Extracted records:
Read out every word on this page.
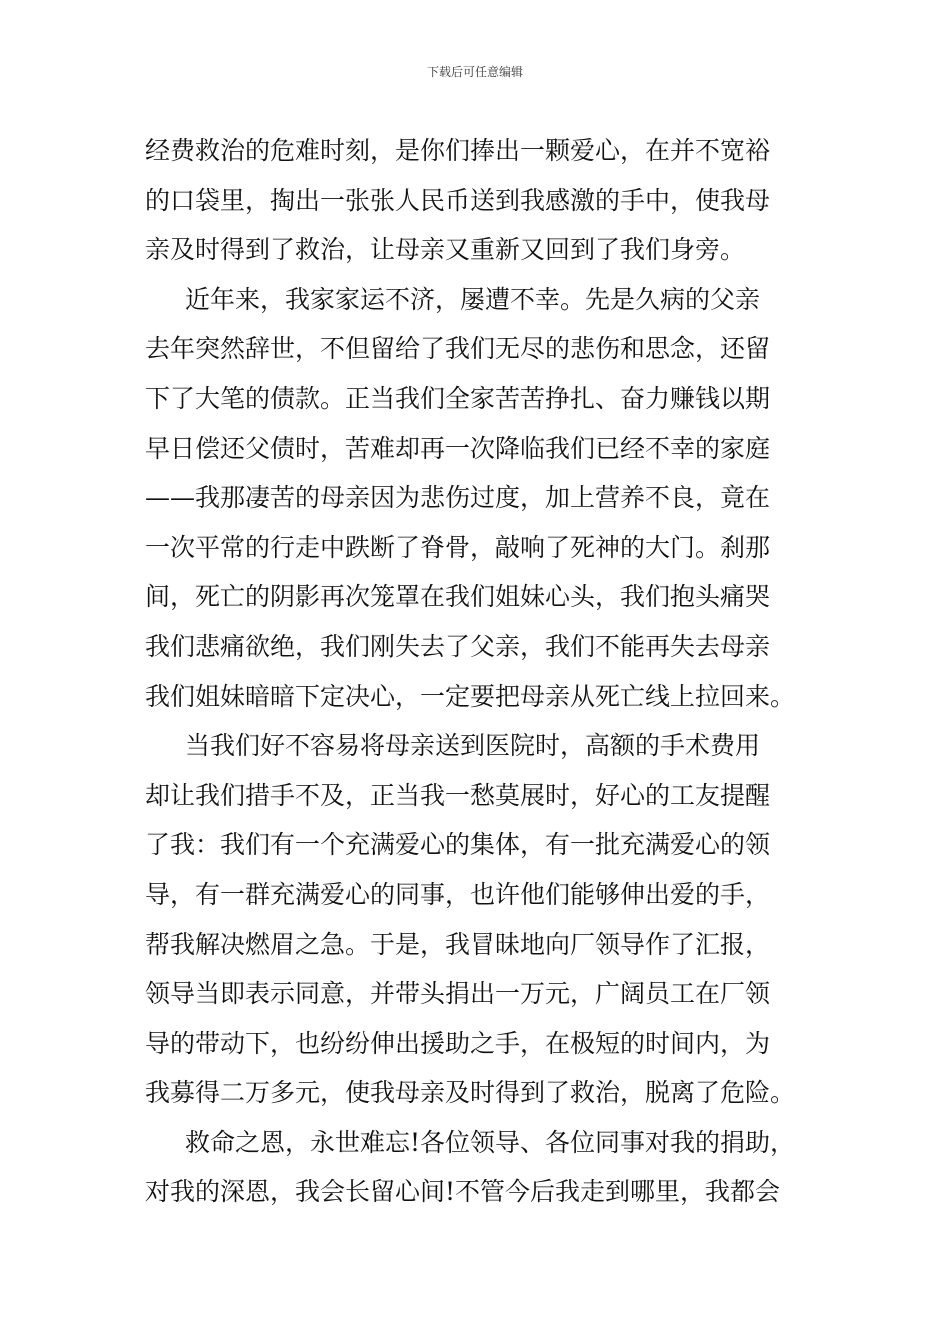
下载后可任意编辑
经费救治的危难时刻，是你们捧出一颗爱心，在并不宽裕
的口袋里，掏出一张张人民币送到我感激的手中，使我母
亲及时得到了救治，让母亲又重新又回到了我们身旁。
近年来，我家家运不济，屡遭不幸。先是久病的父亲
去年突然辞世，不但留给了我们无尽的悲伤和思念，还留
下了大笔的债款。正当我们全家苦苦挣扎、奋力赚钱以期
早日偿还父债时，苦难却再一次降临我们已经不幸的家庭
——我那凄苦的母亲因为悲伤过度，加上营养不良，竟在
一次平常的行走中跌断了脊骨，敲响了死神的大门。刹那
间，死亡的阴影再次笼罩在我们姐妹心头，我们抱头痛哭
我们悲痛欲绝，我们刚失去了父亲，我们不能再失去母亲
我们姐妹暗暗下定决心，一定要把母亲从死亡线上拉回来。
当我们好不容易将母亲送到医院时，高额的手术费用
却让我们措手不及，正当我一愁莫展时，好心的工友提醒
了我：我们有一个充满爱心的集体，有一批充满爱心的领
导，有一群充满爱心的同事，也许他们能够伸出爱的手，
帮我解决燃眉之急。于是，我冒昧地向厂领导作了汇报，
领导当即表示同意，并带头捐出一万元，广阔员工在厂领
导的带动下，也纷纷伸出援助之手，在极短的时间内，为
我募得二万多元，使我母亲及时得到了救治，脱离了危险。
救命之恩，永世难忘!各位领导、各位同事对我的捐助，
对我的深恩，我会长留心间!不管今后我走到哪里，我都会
* * *
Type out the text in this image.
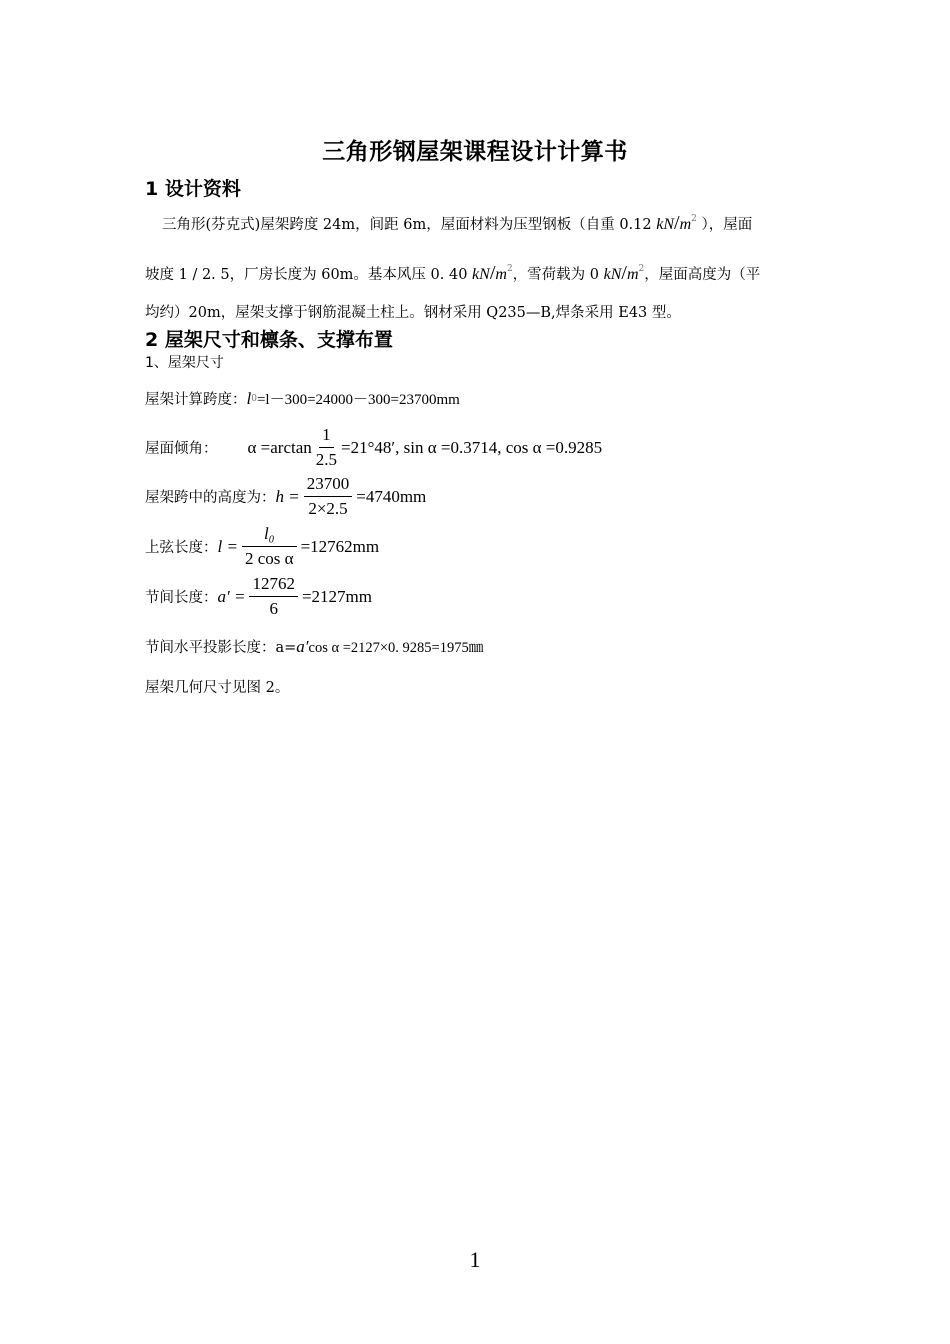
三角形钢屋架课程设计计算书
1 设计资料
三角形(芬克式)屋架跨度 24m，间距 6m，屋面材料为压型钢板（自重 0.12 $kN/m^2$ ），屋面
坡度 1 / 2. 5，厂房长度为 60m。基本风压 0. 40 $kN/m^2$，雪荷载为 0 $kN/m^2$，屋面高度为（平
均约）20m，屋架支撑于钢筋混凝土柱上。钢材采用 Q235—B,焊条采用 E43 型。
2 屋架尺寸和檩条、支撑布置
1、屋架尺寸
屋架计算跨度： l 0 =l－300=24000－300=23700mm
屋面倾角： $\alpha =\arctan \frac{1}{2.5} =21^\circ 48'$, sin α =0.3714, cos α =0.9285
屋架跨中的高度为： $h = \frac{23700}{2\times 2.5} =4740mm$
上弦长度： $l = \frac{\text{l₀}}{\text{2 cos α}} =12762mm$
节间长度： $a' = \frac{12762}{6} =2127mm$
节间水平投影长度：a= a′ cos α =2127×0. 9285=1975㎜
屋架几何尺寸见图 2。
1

> Task to carry out
Using the entries above, tally how many lines have the word "text" in them; write the number and nothing more.

> Solution below
2